_Exercise task:_
For the data below, work out how many lines include the string "平分秋色" and report only the number.

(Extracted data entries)
______

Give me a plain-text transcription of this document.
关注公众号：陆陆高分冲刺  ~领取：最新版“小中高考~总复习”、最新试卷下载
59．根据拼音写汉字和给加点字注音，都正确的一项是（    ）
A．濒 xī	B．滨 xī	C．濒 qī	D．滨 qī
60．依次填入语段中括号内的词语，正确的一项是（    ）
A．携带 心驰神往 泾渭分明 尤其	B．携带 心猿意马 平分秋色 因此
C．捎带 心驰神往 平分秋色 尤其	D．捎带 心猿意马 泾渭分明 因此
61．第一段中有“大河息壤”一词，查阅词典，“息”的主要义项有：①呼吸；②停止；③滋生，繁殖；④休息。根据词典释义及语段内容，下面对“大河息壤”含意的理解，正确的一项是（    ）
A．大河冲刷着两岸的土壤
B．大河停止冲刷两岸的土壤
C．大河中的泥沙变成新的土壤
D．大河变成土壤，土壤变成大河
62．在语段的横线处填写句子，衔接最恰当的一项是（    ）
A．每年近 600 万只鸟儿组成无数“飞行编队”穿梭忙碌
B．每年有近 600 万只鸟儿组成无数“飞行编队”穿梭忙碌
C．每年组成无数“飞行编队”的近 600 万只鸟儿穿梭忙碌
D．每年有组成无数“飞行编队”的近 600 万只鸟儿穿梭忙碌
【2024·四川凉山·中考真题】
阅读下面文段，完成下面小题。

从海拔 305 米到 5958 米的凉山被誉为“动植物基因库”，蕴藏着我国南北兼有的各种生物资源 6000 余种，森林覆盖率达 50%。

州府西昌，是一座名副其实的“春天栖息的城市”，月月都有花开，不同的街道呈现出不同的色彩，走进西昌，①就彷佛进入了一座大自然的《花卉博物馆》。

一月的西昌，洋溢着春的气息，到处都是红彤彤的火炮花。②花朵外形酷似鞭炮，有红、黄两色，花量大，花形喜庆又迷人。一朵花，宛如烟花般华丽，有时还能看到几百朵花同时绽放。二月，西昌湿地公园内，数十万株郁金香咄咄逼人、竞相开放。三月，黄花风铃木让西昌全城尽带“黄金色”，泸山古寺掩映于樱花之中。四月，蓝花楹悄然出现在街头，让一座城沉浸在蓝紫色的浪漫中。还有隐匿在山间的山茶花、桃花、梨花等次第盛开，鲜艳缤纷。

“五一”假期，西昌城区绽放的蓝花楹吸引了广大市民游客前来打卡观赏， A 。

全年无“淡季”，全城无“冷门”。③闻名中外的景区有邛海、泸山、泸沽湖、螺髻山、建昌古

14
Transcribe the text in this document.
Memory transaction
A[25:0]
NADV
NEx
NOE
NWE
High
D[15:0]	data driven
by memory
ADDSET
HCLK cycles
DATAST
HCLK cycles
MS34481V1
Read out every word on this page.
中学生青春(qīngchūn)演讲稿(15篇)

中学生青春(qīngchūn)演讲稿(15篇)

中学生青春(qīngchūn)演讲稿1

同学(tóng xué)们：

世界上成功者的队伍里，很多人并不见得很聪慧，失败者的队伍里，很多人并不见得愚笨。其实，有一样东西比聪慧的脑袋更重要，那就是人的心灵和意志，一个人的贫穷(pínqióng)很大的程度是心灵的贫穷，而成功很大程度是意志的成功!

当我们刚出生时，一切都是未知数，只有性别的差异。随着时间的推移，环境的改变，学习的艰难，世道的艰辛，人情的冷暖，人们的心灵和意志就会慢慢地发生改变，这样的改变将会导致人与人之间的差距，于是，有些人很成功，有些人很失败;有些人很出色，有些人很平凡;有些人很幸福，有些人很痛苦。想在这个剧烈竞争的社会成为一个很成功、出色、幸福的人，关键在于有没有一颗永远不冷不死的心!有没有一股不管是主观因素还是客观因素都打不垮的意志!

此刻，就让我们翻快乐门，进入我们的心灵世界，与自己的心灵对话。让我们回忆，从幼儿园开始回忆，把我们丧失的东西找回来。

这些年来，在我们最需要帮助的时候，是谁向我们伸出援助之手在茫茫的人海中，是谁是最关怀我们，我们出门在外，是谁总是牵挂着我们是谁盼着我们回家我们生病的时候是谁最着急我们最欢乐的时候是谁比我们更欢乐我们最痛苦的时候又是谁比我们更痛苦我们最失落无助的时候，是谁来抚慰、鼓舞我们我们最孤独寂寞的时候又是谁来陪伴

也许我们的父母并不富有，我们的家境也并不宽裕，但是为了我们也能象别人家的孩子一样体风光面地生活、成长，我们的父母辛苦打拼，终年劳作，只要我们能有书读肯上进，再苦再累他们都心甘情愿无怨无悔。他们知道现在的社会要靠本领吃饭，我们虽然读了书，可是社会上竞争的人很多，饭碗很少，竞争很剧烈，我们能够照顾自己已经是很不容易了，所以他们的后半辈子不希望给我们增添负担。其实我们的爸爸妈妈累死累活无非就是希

______

_Written answer:_
2